# Task brief
Omit all pictures. Copy exactly the lines from the line containing "Decode this image" to the end of the listing, with both ends included.

# Provided material
┌────────

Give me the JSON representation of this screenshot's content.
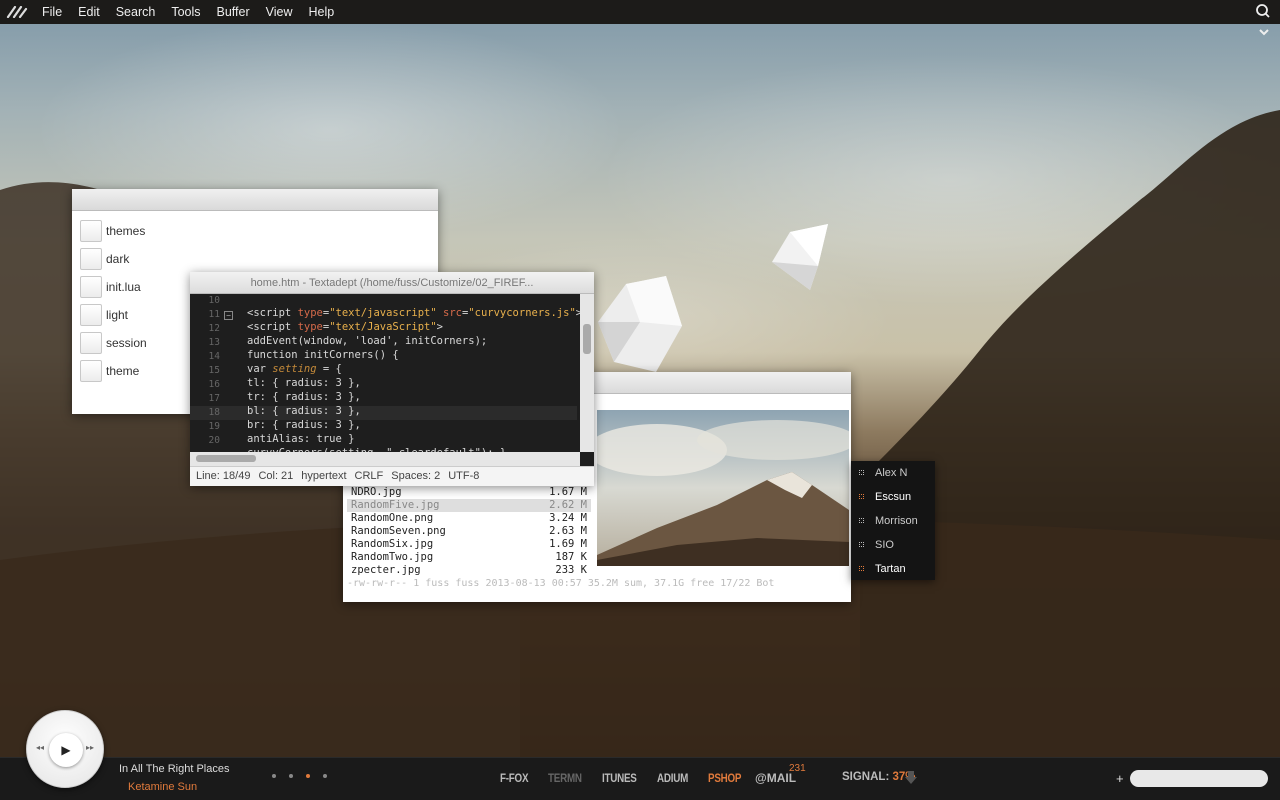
{
  "menubar": {
    "items": [
      "File",
      "Edit",
      "Search",
      "Tools",
      "Buffer",
      "View",
      "Help"
    ]
  },
  "file_window": {
    "items": [
      "themes",
      "dark",
      "init.lua",
      "light",
      "session",
      "theme"
    ]
  },
  "editor": {
    "title": "home.htm - Textadept (/home/fuss/Customize/02_FIREF...",
    "line_numbers": [
      "10",
      "11",
      "12",
      "13",
      "14",
      "15",
      "16",
      "17",
      "18",
      "19",
      "20"
    ],
    "status": {
      "line": "Line: 18/49",
      "col": "Col: 21",
      "lexer": "hypertext",
      "eol": "CRLF",
      "indent": "Spaces: 2",
      "encoding": "UTF-8"
    }
  },
  "file_manager": {
    "files": [
      {
        "name": "NDRO.jpg",
        "size": "1.67 M"
      },
      {
        "name": "RandomFive.jpg",
        "size": "2.62 M",
        "selected": true
      },
      {
        "name": "RandomOne.png",
        "size": "3.24 M"
      },
      {
        "name": "RandomSeven.png",
        "size": "2.63 M"
      },
      {
        "name": "RandomSix.jpg",
        "size": "1.69 M"
      },
      {
        "name": "RandomTwo.jpg",
        "size": "187 K"
      },
      {
        "name": "zpecter.jpg",
        "size": "233 K"
      }
    ],
    "statusbar": "-rw-rw-r-- 1 fuss fuss 2013-08-13 00:57        35.2M sum, 37.1G free  17/22  Bot"
  },
  "contacts": [
    {
      "name": "Alex N",
      "hot": false
    },
    {
      "name": "Escsun",
      "hot": true
    },
    {
      "name": "Morrison",
      "hot": false
    },
    {
      "name": "SIO",
      "hot": false
    },
    {
      "name": "Tartan",
      "hot": true
    }
  ],
  "dock": {
    "song": "In All The Right Places",
    "artist": "Ketamine Sun",
    "apps": [
      {
        "label": "F-FOX",
        "state": "normal"
      },
      {
        "label": "TERMN",
        "state": "dim"
      },
      {
        "label": "ITUNES",
        "state": "normal"
      },
      {
        "label": "ADIUM",
        "state": "normal"
      },
      {
        "label": "PSHOP",
        "state": "active"
      }
    ],
    "mail_label": "@MAIL",
    "mail_count": "231",
    "signal_label": "SIGNAL:",
    "signal_value": "37%",
    "plus": "+"
  },
  "colors": {
    "accent": "#e07a3c",
    "dock": "#1a1a1a",
    "menubar": "#1c1b19"
  },
  "icons": [
    "app-logo-icon",
    "search-icon",
    "chevron-down-icon",
    "play-icon",
    "prev-icon",
    "next-icon",
    "download-arrow-icon",
    "plus-icon"
  ]
}
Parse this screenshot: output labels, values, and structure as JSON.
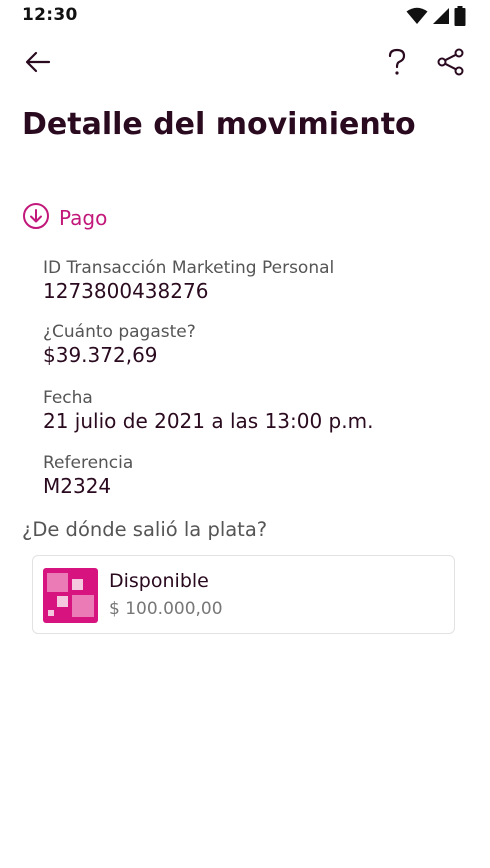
{
  "status_bar": {
    "time": "12:30",
    "icons": [
      "wifi-icon",
      "cell-signal-icon",
      "battery-icon"
    ]
  },
  "app_bar": {
    "back_icon": "arrow-left-icon",
    "help_icon": "question-mark-icon",
    "share_icon": "share-icon"
  },
  "page": {
    "title": "Detalle del movimiento",
    "type_label": "Pago",
    "type_icon": "arrow-down-circle-icon"
  },
  "details": [
    {
      "label": "ID Transacción Marketing Personal",
      "value": "1273800438276"
    },
    {
      "label": "¿Cuánto pagaste?",
      "value": "$39.372,69"
    },
    {
      "label": "Fecha",
      "value": "21 julio de 2021 a las 13:00 p.m."
    },
    {
      "label": "Referencia",
      "value": "M2324"
    }
  ],
  "source": {
    "heading": "¿De dónde salió la plata?",
    "account": {
      "name": "Disponible",
      "balance": "$ 100.000,00",
      "logo_icon": "pink-squares-logo-icon"
    }
  },
  "colors": {
    "accent": "#c2187a",
    "title": "#2a0a1f",
    "label": "#555555",
    "card_border": "#e2e2e2"
  }
}
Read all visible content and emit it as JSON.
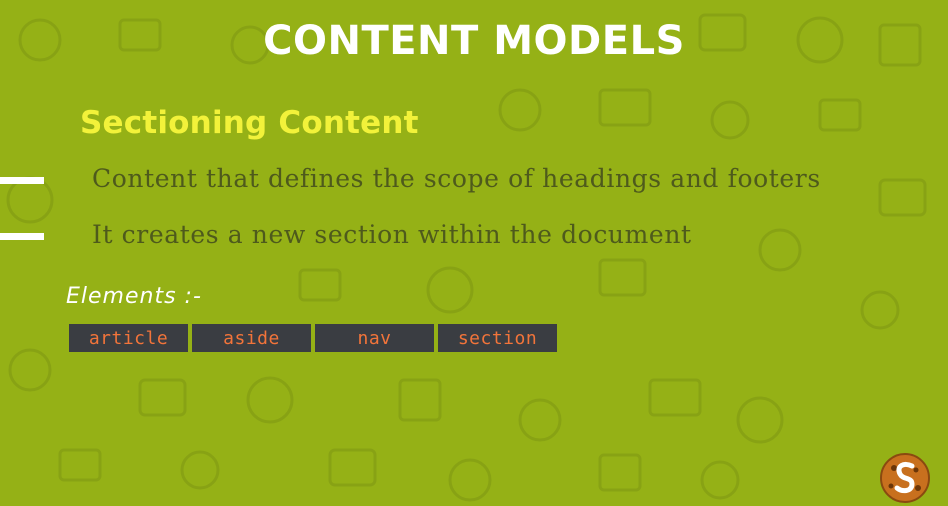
{
  "slide": {
    "title": "CONTENT MODELS",
    "subtitle": "Sectioning Content",
    "bullets": [
      "Content that defines the scope of headings and footers",
      "It creates a new section within the document"
    ],
    "elements_label": "Elements :-",
    "tags": [
      "article",
      "aside",
      "nav",
      "section"
    ],
    "logo_icon": "cookie-s-logo-icon"
  },
  "colors": {
    "background": "#95b116",
    "title": "#ffffff",
    "subtitle": "#f2f23a",
    "bullet_text": "#4e5a1c",
    "tag_bg": "#3a3d42",
    "tag_text": "#f2743a"
  }
}
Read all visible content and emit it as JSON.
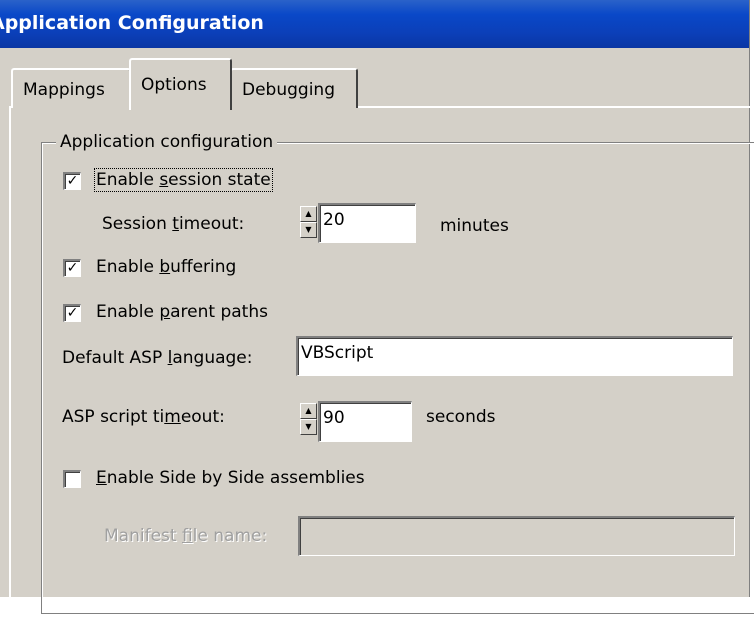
{
  "window": {
    "title": "Application Configuration"
  },
  "tabs": [
    {
      "label": "Mappings"
    },
    {
      "label": "Options",
      "selected": true
    },
    {
      "label": "Debugging"
    }
  ],
  "group": {
    "label": "Application configuration",
    "session_state": {
      "pre": "Enable ",
      "key": "s",
      "post": "ession state",
      "checked": true,
      "mark": "✓"
    },
    "session_timeout": {
      "label_pre": "Session ",
      "label_key": "t",
      "label_post": "imeout:",
      "value": "20",
      "unit": "minutes"
    },
    "buffering": {
      "pre": "Enable ",
      "key": "b",
      "post": "uffering",
      "checked": true,
      "mark": "✓"
    },
    "parent_paths": {
      "pre": "Enable ",
      "key": "p",
      "post": "arent paths",
      "checked": true,
      "mark": "✓"
    },
    "asp_language": {
      "label_pre": "Default ASP ",
      "label_key": "l",
      "label_post": "anguage:",
      "value": "VBScript"
    },
    "script_timeout": {
      "label_pre": "ASP script ti",
      "label_key": "m",
      "label_post": "eout:",
      "value": "90",
      "unit": "seconds"
    },
    "side_by_side": {
      "key": "E",
      "post": "nable Side by Side assemblies",
      "checked": false,
      "mark": ""
    },
    "manifest": {
      "label_pre": "Manifest ",
      "label_key": "f",
      "label_post": "ile name:",
      "value": ""
    }
  },
  "icons": {
    "spin_up": "▲",
    "spin_down": "▼"
  },
  "colors": {
    "titlebar": "#0a48c8",
    "face": "#d4d0c8"
  }
}
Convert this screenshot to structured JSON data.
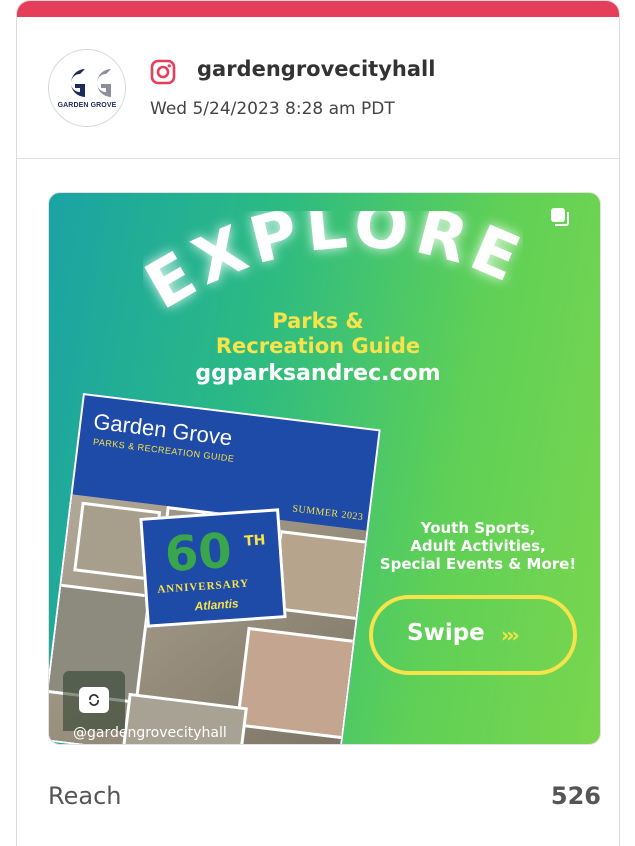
{
  "colors": {
    "accent": "#e53e5a",
    "media_gradient_start": "#1aa3a4",
    "media_gradient_end": "#7ad64e",
    "highlight_yellow": "#f7e34a",
    "guide_blue": "#1e4aa8"
  },
  "post": {
    "network_icon": "instagram-icon",
    "handle": "gardengrovecityhall",
    "timestamp": "Wed 5/24/2023 8:28 am PDT",
    "avatar": {
      "logo_letters": "GG",
      "logo_text": "GARDEN GROVE"
    }
  },
  "media": {
    "carousel_icon": "carousel-icon",
    "reel_icon": "camera-rotate-icon",
    "headline": "EXPLORE",
    "subtitle_line1": "Parks &",
    "subtitle_line2": "Recreation Guide",
    "website": "ggparksandrec.com",
    "guide_title": "Garden Grove",
    "guide_subtitle": "PARKS & RECREATION GUIDE",
    "guide_season": "SUMMER 2023",
    "badge_number": "60",
    "badge_suffix": "TH",
    "badge_word": "ANNIVERSARY",
    "badge_brand": "Atlantis",
    "promo_line1": "Youth Sports,",
    "promo_line2": "Adult Activities,",
    "promo_line3": "Special Events & More!",
    "swipe_label": "Swipe",
    "swipe_arrows": "›››",
    "footer_handle": "@gardengrovecityhall"
  },
  "stats": {
    "label": "Reach",
    "value": "526"
  }
}
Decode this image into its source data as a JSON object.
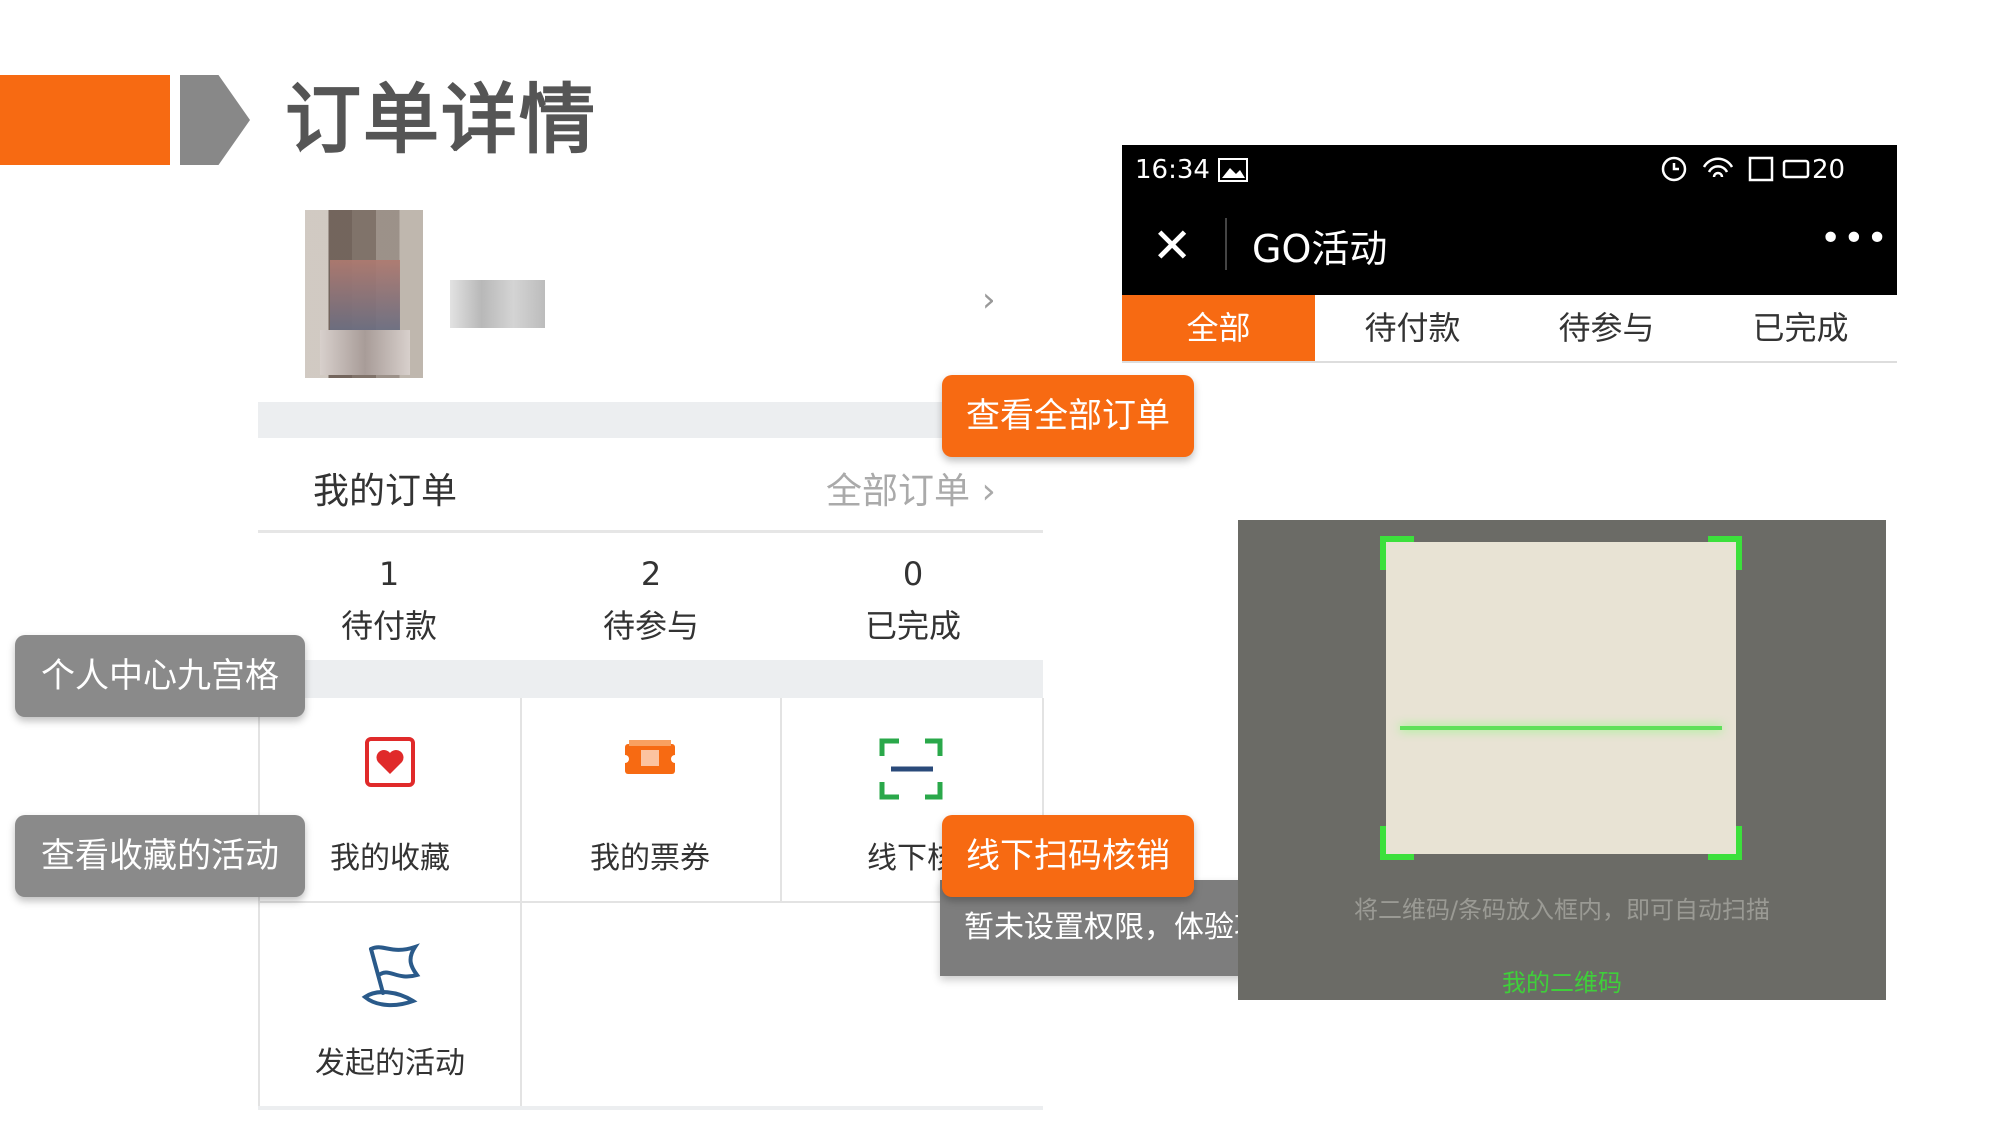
{
  "header": {
    "title": "订单详情"
  },
  "profile": {
    "chevron": "›"
  },
  "orders": {
    "title": "我的订单",
    "all_link": "全部订单 ›",
    "counts": [
      {
        "value": "1",
        "label": "待付款"
      },
      {
        "value": "2",
        "label": "待参与"
      },
      {
        "value": "0",
        "label": "已完成"
      }
    ]
  },
  "grid": {
    "items": [
      {
        "label": "我的收藏",
        "icon": "heart-card-icon"
      },
      {
        "label": "我的票券",
        "icon": "ticket-icon"
      },
      {
        "label": "线下核",
        "icon": "scan-icon"
      },
      {
        "label": "发起的活动",
        "icon": "flag-icon"
      }
    ]
  },
  "callouts": {
    "view_all_orders": "查看全部订单",
    "personal_grid": "个人中心九宫格",
    "view_favorites": "查看收藏的活动",
    "offline_scan": "线下扫码核销",
    "no_permission": "暂未设置权限，体验功能"
  },
  "phone": {
    "status": {
      "time": "16:34",
      "battery": "20"
    },
    "title": "GO活动",
    "close": "✕",
    "more": "•••",
    "tabs": [
      "全部",
      "待付款",
      "待参与",
      "已完成"
    ],
    "active_tab": "全部",
    "scanner": {
      "hint": "将二维码/条码放入框内，即可自动扫描",
      "my_qr": "我的二维码"
    }
  },
  "colors": {
    "accent": "#f76a12",
    "gray": "#8a8a8a",
    "scan_green": "#3ce03c"
  }
}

└────────

# Written solution
Decode this image into its source data as a JSON object.
{
  "header": {
    "title": "订单详情"
  },
  "profile": {
    "chevron": "›"
  },
  "orders": {
    "title": "我的订单",
    "all_link": "全部订单 ›",
    "counts": [
      {
        "value": "1",
        "label": "待付款"
      },
      {
        "value": "2",
        "label": "待参与"
      },
      {
        "value": "0",
        "label": "已完成"
      }
    ]
  },
  "grid": {
    "items": [
      {
        "label": "我的收藏",
        "icon": "heart-card-icon"
      },
      {
        "label": "我的票券",
        "icon": "ticket-icon"
      },
      {
        "label": "线下核",
        "icon": "scan-icon"
      },
      {
        "label": "发起的活动",
        "icon": "flag-icon"
      }
    ]
  },
  "callouts": {
    "view_all_orders": "查看全部订单",
    "personal_grid": "个人中心九宫格",
    "view_favorites": "查看收藏的活动",
    "offline_scan": "线下扫码核销",
    "no_permission": "暂未设置权限，体验功能"
  },
  "phone": {
    "status": {
      "time": "16:34",
      "battery": "20"
    },
    "title": "GO活动",
    "close": "✕",
    "more": "•••",
    "tabs": [
      "全部",
      "待付款",
      "待参与",
      "已完成"
    ],
    "active_tab": "全部",
    "scanner": {
      "hint": "将二维码/条码放入框内，即可自动扫描",
      "my_qr": "我的二维码"
    }
  },
  "colors": {
    "accent": "#f76a12",
    "gray": "#8a8a8a",
    "scan_green": "#3ce03c"
  }
}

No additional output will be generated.